** Begin SOURCE MATERIAL **

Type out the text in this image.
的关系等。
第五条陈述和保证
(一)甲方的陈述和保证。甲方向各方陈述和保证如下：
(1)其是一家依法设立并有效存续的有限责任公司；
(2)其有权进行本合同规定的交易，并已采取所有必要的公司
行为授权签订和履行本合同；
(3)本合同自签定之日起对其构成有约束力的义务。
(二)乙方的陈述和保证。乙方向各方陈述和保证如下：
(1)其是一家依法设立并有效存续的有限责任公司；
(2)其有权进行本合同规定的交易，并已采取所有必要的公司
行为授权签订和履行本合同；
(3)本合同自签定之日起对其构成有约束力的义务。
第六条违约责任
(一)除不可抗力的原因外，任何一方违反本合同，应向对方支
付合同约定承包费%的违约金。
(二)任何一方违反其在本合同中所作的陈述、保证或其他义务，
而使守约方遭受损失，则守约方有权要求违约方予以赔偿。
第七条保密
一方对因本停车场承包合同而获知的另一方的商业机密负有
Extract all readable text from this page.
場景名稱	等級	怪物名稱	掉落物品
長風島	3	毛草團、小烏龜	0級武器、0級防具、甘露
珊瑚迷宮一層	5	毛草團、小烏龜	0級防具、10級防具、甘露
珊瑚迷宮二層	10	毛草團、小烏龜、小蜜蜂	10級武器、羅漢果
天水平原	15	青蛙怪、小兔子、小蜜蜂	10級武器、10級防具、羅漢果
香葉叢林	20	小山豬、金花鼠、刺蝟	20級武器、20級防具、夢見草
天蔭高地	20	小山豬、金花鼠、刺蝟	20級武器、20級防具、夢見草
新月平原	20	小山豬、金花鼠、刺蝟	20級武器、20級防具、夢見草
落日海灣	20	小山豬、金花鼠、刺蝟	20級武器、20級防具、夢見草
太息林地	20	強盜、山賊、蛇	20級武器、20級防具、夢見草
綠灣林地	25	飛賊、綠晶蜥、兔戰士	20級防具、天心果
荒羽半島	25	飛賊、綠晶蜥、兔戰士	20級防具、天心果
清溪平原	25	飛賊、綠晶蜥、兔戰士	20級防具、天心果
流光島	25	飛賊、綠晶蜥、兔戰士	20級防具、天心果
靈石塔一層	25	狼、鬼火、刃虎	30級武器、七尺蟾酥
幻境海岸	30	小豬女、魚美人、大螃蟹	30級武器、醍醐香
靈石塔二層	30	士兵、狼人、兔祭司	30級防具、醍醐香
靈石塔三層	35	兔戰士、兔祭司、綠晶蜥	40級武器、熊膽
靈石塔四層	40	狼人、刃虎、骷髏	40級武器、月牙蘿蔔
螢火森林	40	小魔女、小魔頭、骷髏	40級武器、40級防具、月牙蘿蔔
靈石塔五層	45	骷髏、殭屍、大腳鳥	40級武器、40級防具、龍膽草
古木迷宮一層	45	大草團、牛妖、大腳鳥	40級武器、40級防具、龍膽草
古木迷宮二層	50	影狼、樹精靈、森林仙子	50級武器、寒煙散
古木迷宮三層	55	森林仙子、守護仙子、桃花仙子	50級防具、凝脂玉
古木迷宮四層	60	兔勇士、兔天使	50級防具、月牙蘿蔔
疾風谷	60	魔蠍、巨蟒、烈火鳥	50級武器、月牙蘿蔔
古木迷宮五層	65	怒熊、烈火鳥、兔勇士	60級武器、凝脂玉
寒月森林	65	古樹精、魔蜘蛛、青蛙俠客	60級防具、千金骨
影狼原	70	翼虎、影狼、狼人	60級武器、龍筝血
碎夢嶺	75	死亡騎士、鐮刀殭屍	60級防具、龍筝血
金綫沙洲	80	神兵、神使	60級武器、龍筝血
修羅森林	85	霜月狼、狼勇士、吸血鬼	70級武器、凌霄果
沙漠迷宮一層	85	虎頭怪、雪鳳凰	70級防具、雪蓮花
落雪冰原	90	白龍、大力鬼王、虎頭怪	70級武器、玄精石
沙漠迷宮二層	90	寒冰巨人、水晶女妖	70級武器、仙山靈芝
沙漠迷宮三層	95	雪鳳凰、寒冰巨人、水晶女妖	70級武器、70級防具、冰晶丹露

** End SOURCE MATERIAL **

> _STATED TASK_:
Extract every line above containing the word "text".

> _WRITTEN RESPONSE_:
Type out the text in this image.
Extract all readable text from this page.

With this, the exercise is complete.